Written task - Copy the listing below word for word, line by line.
=-=-=
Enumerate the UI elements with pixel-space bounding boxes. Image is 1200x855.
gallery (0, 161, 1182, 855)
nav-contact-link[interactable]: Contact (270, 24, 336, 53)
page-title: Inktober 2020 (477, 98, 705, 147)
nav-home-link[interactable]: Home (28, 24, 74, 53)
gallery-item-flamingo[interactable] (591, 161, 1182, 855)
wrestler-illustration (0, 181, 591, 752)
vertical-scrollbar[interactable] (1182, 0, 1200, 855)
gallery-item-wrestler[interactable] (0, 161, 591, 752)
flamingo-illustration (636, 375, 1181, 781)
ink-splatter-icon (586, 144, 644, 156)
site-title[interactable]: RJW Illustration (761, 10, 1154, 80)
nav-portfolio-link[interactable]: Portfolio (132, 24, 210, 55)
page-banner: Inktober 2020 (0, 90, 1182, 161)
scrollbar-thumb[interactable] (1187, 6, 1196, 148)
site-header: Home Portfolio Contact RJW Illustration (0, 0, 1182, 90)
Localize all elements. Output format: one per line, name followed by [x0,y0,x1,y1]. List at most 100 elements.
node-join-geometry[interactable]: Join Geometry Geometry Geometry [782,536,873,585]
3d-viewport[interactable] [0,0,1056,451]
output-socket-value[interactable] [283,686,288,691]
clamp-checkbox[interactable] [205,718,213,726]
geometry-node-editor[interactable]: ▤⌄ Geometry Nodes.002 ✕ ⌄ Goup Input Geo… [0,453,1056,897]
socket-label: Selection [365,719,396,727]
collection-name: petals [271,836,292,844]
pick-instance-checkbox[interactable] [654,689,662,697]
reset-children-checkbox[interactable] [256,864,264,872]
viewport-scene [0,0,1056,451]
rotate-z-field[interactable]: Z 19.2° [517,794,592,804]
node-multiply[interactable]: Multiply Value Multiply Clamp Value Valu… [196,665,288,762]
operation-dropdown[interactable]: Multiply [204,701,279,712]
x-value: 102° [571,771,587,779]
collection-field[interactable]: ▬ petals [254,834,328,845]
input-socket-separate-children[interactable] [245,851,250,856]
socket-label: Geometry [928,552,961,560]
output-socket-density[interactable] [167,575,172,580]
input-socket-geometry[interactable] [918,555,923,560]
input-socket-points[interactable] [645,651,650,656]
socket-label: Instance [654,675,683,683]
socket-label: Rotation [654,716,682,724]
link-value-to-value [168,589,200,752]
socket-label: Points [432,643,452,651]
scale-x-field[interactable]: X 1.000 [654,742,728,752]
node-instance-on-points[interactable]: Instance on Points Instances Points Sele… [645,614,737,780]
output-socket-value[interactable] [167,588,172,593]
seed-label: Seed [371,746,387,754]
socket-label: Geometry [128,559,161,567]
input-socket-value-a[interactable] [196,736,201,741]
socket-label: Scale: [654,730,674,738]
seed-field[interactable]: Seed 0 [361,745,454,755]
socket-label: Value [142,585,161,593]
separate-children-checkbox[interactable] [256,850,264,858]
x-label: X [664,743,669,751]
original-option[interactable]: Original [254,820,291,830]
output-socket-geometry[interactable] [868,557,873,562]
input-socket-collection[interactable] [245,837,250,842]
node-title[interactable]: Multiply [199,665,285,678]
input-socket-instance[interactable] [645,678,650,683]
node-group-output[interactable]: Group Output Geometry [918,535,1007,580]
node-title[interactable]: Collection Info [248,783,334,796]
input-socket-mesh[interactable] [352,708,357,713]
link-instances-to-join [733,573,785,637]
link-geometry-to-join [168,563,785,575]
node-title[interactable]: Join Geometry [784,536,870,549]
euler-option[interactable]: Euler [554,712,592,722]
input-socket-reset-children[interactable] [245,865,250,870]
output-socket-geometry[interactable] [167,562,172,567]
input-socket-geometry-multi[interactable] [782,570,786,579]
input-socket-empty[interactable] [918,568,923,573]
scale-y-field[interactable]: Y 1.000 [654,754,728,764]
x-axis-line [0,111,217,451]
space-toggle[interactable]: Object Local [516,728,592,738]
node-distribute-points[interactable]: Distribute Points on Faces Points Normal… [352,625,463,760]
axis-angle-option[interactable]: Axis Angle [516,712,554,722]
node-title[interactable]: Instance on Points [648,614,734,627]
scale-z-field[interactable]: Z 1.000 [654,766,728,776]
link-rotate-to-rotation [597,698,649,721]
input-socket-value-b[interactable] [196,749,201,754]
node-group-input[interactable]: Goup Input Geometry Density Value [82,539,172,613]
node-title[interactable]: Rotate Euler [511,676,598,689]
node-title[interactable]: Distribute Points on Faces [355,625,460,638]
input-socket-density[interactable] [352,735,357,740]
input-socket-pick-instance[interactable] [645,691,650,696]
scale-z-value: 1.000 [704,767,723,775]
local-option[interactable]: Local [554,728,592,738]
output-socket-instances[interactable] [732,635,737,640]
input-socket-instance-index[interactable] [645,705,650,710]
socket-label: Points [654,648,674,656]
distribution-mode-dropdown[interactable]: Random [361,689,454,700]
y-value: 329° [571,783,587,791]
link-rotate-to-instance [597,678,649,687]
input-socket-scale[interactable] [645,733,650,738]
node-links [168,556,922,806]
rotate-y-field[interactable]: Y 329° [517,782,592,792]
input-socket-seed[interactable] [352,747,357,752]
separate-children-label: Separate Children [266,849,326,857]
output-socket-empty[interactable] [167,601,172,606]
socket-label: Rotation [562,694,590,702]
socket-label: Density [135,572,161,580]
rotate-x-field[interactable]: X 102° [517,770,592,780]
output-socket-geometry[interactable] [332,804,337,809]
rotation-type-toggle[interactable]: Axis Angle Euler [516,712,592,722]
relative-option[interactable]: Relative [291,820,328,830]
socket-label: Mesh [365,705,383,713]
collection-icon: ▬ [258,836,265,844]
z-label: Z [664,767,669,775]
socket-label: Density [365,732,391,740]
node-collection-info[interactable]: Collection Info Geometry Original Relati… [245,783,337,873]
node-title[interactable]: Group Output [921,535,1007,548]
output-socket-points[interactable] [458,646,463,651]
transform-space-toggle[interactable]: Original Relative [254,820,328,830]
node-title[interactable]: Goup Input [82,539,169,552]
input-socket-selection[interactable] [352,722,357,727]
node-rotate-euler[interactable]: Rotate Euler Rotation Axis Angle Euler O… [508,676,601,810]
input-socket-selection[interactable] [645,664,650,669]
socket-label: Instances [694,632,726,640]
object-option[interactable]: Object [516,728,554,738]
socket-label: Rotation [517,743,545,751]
=-=-=
Written solution -
Enumerate the UI elements with pixel-space bounding boxes. Image is 1200x855.
gallery (0, 161, 1182, 855)
nav-contact-link[interactable]: Contact (270, 24, 336, 53)
page-title: Inktober 2020 (477, 98, 705, 147)
nav-home-link[interactable]: Home (28, 24, 74, 53)
gallery-item-flamingo[interactable] (591, 161, 1182, 855)
wrestler-illustration (0, 181, 591, 752)
vertical-scrollbar[interactable] (1182, 0, 1200, 855)
gallery-item-wrestler[interactable] (0, 161, 591, 752)
flamingo-illustration (636, 375, 1181, 781)
ink-splatter-icon (586, 144, 644, 156)
site-title[interactable]: RJW Illustration (761, 10, 1154, 80)
nav-portfolio-link[interactable]: Portfolio (132, 24, 210, 55)
page-banner: Inktober 2020 (0, 90, 1182, 161)
scrollbar-thumb[interactable] (1187, 6, 1196, 148)
site-header: Home Portfolio Contact RJW Illustration (0, 0, 1182, 90)
Localize all elements. Output format: one per line, name followed by [x0,y0,x1,y1]. List at most 100 elements.
node-join-geometry[interactable]: Join Geometry Geometry Geometry [782,536,873,585]
3d-viewport[interactable] [0,0,1056,451]
output-socket-value[interactable] [283,686,288,691]
clamp-checkbox[interactable] [205,718,213,726]
geometry-node-editor[interactable]: ▤⌄ Geometry Nodes.002 ✕ ⌄ Goup Input Geo… [0,453,1056,897]
socket-label: Selection [365,719,396,727]
collection-name: petals [271,836,292,844]
pick-instance-checkbox[interactable] [654,689,662,697]
reset-children-checkbox[interactable] [256,864,264,872]
viewport-scene [0,0,1056,451]
rotate-z-field[interactable]: Z 19.2° [517,794,592,804]
node-multiply[interactable]: Multiply Value Multiply Clamp Value Valu… [196,665,288,762]
operation-dropdown[interactable]: Multiply [204,701,279,712]
x-value: 102° [571,771,587,779]
collection-field[interactable]: ▬ petals [254,834,328,845]
input-socket-separate-children[interactable] [245,851,250,856]
socket-label: Geometry [928,552,961,560]
output-socket-density[interactable] [167,575,172,580]
input-socket-geometry[interactable] [918,555,923,560]
input-socket-points[interactable] [645,651,650,656]
socket-label: Instance [654,675,683,683]
socket-label: Rotation [654,716,682,724]
link-value-to-value [168,589,200,752]
socket-label: Points [432,643,452,651]
scale-x-field[interactable]: X 1.000 [654,742,728,752]
node-instance-on-points[interactable]: Instance on Points Instances Points Sele… [645,614,737,780]
output-socket-value[interactable] [167,588,172,593]
seed-label: Seed [371,746,387,754]
socket-label: Geometry [128,559,161,567]
input-socket-value-a[interactable] [196,736,201,741]
socket-label: Scale: [654,730,674,738]
seed-field[interactable]: Seed 0 [361,745,454,755]
socket-label: Value [142,585,161,593]
separate-children-checkbox[interactable] [256,850,264,858]
x-label: X [664,743,669,751]
original-option[interactable]: Original [254,820,291,830]
output-socket-geometry[interactable] [868,557,873,562]
input-socket-collection[interactable] [245,837,250,842]
node-title[interactable]: Multiply [199,665,285,678]
input-socket-instance[interactable] [645,678,650,683]
node-group-output[interactable]: Group Output Geometry [918,535,1007,580]
node-title[interactable]: Collection Info [248,783,334,796]
input-socket-mesh[interactable] [352,708,357,713]
link-instances-to-join [733,573,785,637]
link-geometry-to-join [168,563,785,575]
node-title[interactable]: Join Geometry [784,536,870,549]
euler-option[interactable]: Euler [554,712,592,722]
input-socket-reset-children[interactable] [245,865,250,870]
output-socket-geometry[interactable] [167,562,172,567]
input-socket-geometry-multi[interactable] [782,570,786,579]
input-socket-empty[interactable] [918,568,923,573]
scale-y-field[interactable]: Y 1.000 [654,754,728,764]
x-axis-line [0,111,217,451]
space-toggle[interactable]: Object Local [516,728,592,738]
node-distribute-points[interactable]: Distribute Points on Faces Points Normal… [352,625,463,760]
axis-angle-option[interactable]: Axis Angle [516,712,554,722]
node-title[interactable]: Instance on Points [648,614,734,627]
scale-z-field[interactable]: Z 1.000 [654,766,728,776]
link-rotate-to-rotation [597,698,649,721]
input-socket-value-b[interactable] [196,749,201,754]
node-group-input[interactable]: Goup Input Geometry Density Value [82,539,172,613]
node-title[interactable]: Rotate Euler [511,676,598,689]
node-title[interactable]: Distribute Points on Faces [355,625,460,638]
input-socket-density[interactable] [352,735,357,740]
input-socket-pick-instance[interactable] [645,691,650,696]
scale-z-value: 1.000 [704,767,723,775]
local-option[interactable]: Local [554,728,592,738]
output-socket-instances[interactable] [732,635,737,640]
input-socket-instance-index[interactable] [645,705,650,710]
socket-label: Points [654,648,674,656]
distribution-mode-dropdown[interactable]: Random [361,689,454,700]
y-value: 329° [571,783,587,791]
link-rotate-to-instance [597,678,649,687]
input-socket-scale[interactable] [645,733,650,738]
node-links [168,556,922,806]
rotate-y-field[interactable]: Y 329° [517,782,592,792]
input-socket-seed[interactable] [352,747,357,752]
separate-children-label: Separate Children [266,849,326,857]
output-socket-empty[interactable] [167,601,172,606]
socket-label: Rotation [562,694,590,702]
socket-label: Density [135,572,161,580]
rotate-x-field[interactable]: X 102° [517,770,592,780]
output-socket-geometry[interactable] [332,804,337,809]
rotation-type-toggle[interactable]: Axis Angle Euler [516,712,592,722]
relative-option[interactable]: Relative [291,820,328,830]
socket-label: Mesh [365,705,383,713]
collection-icon: ▬ [258,836,265,844]
z-label: Z [664,767,669,775]
socket-label: Density [365,732,391,740]
node-collection-info[interactable]: Collection Info Geometry Original Relati… [245,783,337,873]
node-title[interactable]: Group Output [921,535,1007,548]
output-socket-points[interactable] [458,646,463,651]
transform-space-toggle[interactable]: Original Relative [254,820,328,830]
node-title[interactable]: Goup Input [82,539,169,552]
input-socket-selection[interactable] [352,722,357,727]
node-rotate-euler[interactable]: Rotate Euler Rotation Axis Angle Euler O… [508,676,601,810]
input-socket-selection[interactable] [645,664,650,669]
socket-label: Instances [694,632,726,640]
object-option[interactable]: Object [516,728,554,738]
socket-label: Rotation [517,743,545,751]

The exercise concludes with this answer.